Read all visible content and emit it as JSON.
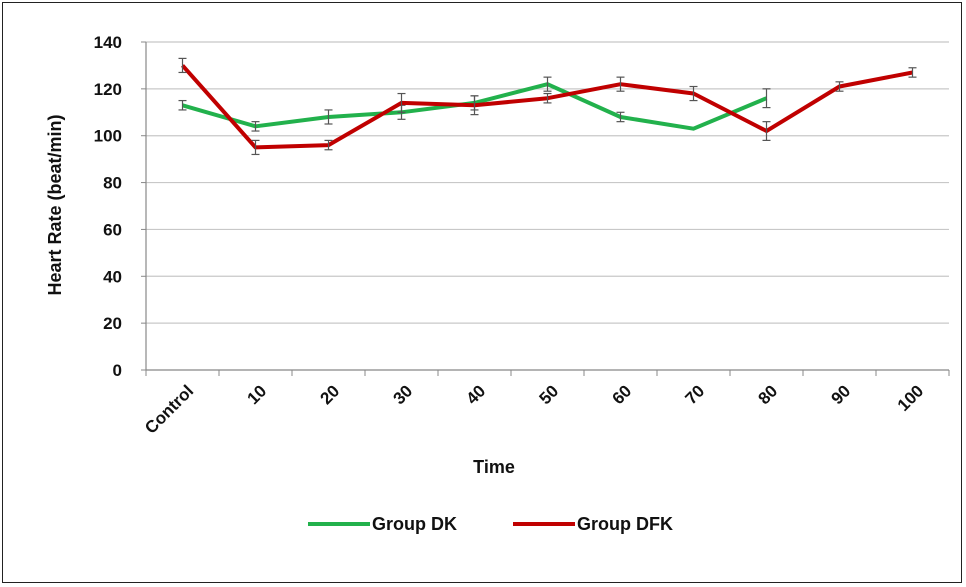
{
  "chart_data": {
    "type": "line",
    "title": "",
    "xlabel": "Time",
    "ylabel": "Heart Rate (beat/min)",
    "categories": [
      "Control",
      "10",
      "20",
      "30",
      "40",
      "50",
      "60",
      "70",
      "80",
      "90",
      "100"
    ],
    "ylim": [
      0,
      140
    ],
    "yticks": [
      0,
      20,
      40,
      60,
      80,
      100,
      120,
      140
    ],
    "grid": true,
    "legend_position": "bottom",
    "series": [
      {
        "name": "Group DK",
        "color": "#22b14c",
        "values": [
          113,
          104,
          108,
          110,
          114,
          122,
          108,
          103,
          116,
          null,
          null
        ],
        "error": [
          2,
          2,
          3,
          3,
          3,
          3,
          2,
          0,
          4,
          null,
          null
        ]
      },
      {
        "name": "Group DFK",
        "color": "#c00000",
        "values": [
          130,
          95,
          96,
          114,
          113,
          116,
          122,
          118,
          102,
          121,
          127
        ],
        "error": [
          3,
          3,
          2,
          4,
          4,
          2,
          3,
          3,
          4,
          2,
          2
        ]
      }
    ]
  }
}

▬▬▬▬▬▬▬▬▬▬

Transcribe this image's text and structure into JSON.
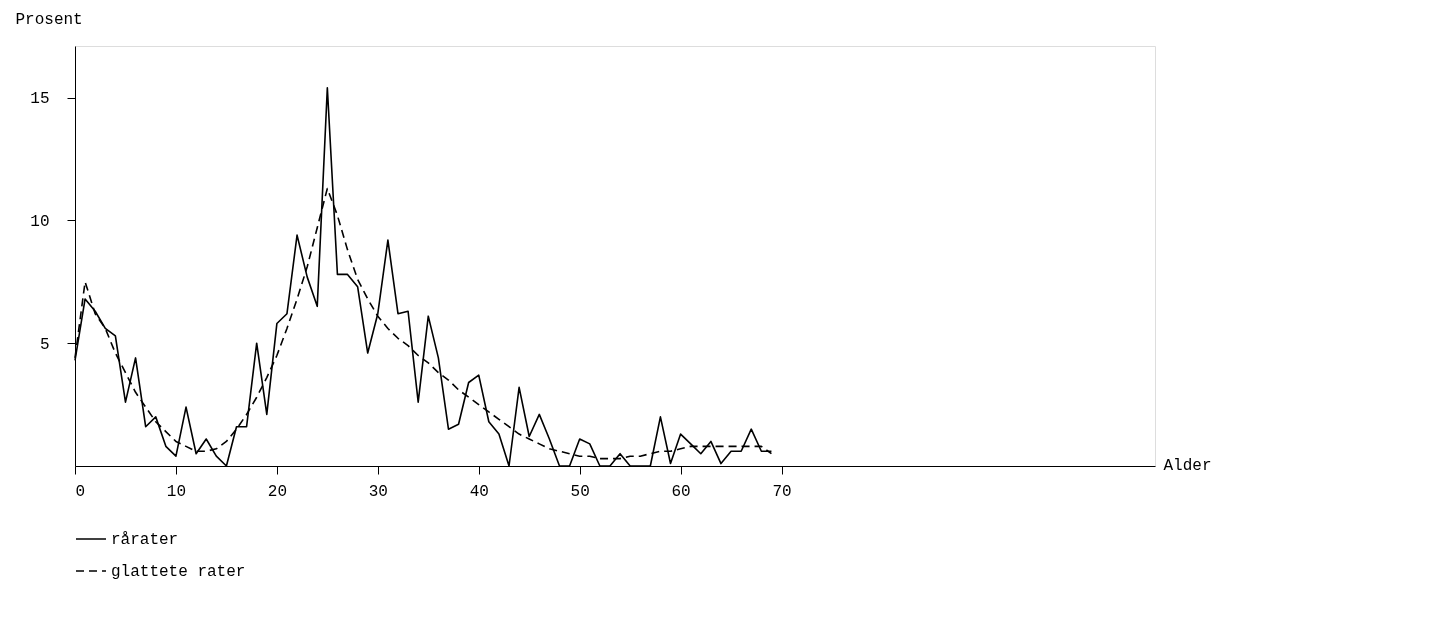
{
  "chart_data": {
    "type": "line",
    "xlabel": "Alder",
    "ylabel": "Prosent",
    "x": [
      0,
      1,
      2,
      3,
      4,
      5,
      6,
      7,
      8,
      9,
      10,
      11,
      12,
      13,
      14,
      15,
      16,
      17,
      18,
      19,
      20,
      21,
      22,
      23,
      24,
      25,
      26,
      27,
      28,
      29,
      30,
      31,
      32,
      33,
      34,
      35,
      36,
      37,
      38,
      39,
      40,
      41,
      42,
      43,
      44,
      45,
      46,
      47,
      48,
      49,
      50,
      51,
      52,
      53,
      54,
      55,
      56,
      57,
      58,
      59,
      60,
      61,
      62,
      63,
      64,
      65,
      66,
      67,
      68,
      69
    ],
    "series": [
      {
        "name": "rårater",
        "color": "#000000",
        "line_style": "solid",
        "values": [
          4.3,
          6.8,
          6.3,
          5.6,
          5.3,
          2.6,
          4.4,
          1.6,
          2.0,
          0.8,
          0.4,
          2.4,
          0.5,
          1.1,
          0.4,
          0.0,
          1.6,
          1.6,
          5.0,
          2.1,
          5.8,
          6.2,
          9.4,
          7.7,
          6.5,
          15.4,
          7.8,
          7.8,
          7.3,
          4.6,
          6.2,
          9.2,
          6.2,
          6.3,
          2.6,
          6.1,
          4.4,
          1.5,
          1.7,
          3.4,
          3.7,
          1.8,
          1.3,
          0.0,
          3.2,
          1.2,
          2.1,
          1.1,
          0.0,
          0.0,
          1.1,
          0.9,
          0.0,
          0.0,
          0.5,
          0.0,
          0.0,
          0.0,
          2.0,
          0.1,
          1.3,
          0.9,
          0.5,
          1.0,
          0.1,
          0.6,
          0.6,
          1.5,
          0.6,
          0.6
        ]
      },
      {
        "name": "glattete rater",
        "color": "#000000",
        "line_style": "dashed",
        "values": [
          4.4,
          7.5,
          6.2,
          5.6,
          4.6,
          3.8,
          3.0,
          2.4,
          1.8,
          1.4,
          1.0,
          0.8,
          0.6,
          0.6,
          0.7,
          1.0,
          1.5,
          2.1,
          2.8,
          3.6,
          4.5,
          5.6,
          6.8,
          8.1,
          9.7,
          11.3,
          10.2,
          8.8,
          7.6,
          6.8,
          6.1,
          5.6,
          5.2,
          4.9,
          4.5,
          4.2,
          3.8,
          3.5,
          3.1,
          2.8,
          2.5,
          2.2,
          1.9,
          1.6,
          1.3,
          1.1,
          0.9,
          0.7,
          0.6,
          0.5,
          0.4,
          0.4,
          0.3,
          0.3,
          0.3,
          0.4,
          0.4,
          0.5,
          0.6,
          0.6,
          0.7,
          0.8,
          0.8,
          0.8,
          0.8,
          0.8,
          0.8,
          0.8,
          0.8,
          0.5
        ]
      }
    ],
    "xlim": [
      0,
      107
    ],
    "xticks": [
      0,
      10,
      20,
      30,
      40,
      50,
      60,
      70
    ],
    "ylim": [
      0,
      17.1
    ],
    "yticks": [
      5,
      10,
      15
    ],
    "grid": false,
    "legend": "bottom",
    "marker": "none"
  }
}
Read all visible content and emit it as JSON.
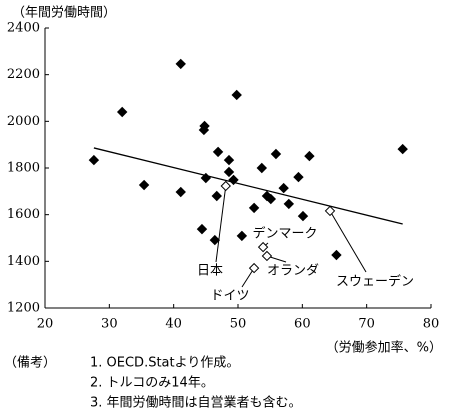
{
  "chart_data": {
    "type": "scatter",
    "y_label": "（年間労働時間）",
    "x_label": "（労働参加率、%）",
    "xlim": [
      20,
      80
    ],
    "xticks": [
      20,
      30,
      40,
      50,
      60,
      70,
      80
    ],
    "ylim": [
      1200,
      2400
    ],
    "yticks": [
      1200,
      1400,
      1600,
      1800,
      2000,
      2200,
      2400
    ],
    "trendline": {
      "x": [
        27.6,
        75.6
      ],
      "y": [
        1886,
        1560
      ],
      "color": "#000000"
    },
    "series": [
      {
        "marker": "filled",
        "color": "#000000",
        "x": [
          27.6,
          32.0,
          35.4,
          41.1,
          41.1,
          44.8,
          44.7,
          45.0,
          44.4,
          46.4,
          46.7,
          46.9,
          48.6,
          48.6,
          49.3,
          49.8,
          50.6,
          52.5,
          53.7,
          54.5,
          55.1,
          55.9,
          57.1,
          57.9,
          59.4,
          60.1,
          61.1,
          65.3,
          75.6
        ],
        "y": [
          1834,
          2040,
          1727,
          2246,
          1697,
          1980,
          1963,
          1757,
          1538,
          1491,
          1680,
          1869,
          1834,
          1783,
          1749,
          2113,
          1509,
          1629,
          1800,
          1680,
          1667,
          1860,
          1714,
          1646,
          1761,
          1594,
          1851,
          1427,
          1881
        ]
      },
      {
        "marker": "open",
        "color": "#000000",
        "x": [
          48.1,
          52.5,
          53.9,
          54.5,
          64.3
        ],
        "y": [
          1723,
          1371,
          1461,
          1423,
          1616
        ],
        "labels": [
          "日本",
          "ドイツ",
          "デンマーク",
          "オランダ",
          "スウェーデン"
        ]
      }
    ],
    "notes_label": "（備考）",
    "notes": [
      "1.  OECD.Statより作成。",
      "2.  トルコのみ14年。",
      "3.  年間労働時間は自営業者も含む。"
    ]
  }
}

▬▬▬▬▬▬▬▬▬▬

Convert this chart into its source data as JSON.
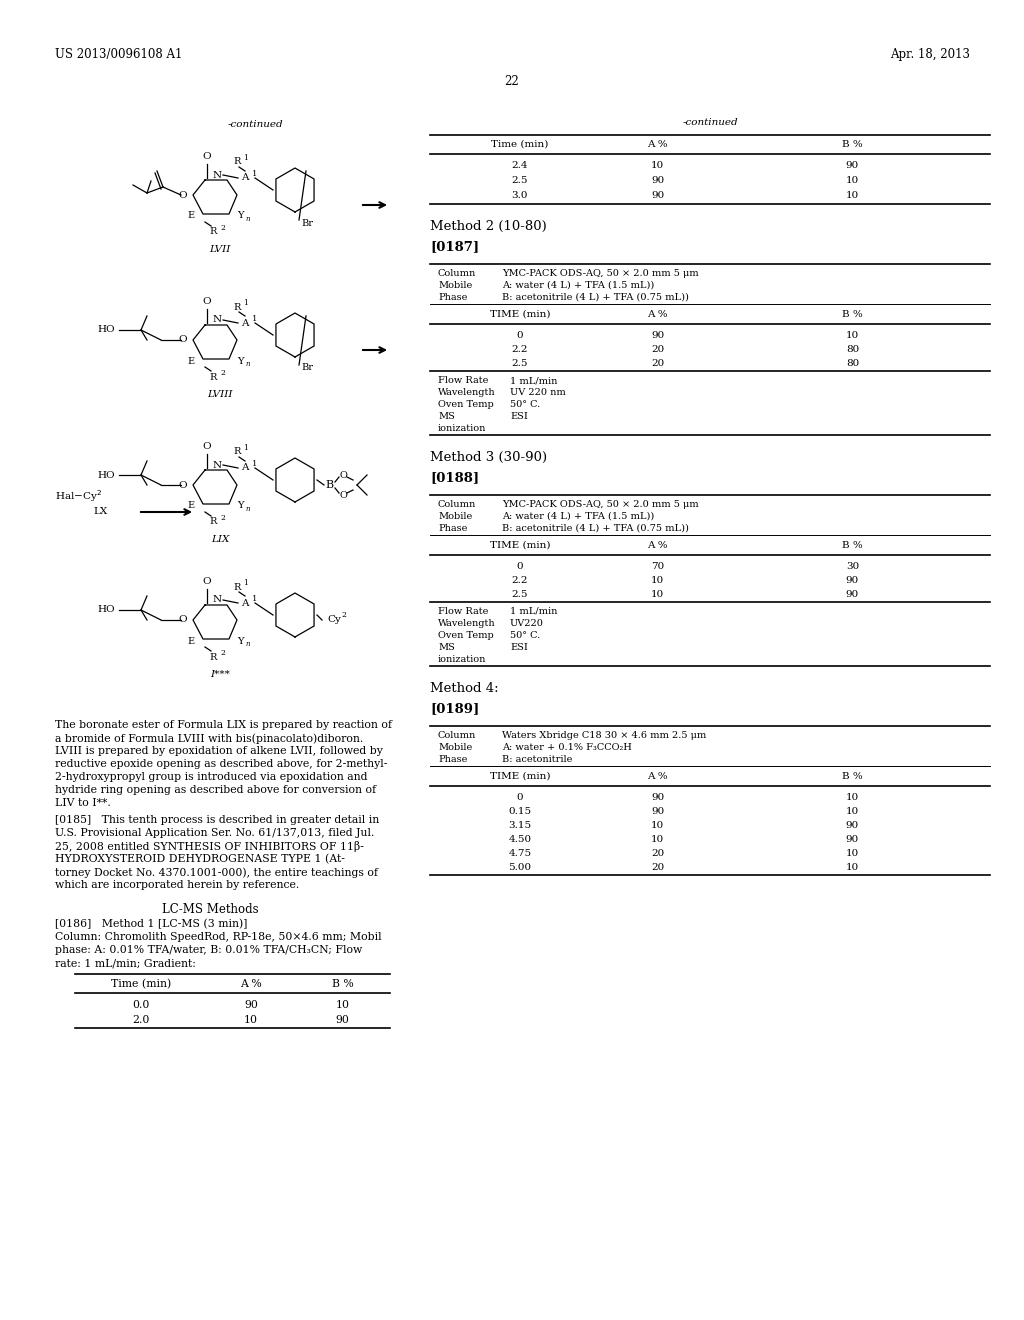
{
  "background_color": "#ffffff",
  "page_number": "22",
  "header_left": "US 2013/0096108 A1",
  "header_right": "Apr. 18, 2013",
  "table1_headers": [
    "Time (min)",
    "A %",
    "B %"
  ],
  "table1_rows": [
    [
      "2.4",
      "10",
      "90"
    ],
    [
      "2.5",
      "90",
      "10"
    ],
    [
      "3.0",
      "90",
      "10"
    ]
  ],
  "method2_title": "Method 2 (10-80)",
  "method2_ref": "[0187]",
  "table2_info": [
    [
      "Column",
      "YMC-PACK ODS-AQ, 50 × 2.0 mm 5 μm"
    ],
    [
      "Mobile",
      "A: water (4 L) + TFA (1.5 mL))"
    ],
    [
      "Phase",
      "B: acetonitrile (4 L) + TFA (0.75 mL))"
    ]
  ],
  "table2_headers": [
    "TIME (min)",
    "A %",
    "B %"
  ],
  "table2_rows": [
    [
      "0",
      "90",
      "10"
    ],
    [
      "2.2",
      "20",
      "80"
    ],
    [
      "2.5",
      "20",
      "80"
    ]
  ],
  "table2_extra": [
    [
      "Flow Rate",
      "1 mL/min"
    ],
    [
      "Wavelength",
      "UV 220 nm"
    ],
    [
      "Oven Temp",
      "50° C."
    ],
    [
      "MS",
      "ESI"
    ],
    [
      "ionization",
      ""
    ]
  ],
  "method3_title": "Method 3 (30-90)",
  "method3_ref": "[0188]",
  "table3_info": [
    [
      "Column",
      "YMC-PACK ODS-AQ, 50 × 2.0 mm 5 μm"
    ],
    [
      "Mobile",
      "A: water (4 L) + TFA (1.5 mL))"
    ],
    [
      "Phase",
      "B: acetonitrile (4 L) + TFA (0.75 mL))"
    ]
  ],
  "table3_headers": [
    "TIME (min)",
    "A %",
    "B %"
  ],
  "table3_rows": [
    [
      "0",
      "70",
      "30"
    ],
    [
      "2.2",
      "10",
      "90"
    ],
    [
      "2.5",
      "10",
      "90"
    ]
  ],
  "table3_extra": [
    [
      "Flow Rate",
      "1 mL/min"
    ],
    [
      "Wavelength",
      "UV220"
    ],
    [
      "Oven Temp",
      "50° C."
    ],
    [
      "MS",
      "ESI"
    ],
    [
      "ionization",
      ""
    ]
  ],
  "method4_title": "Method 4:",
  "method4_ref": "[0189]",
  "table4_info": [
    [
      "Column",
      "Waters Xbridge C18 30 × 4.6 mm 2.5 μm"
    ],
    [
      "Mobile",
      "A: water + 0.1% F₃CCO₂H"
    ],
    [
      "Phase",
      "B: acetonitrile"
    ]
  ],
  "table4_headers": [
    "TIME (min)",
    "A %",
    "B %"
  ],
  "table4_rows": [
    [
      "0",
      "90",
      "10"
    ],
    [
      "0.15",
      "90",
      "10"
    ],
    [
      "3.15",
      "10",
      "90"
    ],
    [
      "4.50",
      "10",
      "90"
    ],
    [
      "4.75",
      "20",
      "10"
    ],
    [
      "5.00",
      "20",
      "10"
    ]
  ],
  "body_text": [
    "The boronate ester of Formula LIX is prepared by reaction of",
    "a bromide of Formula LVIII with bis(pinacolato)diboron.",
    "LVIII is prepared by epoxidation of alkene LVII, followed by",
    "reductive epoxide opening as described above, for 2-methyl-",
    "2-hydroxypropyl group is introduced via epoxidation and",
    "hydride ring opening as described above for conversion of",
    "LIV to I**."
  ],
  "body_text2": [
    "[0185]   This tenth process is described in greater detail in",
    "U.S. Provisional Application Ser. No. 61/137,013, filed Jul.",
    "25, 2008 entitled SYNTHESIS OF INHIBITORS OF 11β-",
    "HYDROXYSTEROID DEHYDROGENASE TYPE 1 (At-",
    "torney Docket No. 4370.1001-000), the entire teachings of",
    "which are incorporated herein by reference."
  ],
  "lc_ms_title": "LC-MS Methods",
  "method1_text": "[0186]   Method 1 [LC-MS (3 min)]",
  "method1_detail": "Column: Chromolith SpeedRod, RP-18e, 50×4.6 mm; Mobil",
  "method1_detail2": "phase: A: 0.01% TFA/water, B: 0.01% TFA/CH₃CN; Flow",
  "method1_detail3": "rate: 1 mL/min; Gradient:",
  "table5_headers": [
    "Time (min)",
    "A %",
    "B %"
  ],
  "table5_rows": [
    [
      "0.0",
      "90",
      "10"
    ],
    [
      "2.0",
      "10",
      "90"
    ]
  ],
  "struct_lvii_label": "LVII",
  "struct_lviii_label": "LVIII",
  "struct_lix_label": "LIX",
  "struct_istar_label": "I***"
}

▬▬▬▬▬▬▬▬▬▬

**TASK PROMPT:**
Pull out each line of the records holding the string "bottom".

**REPLY TO THE EXERCISE:**
    "legend_position": "bottom",
    "legend": "bottom",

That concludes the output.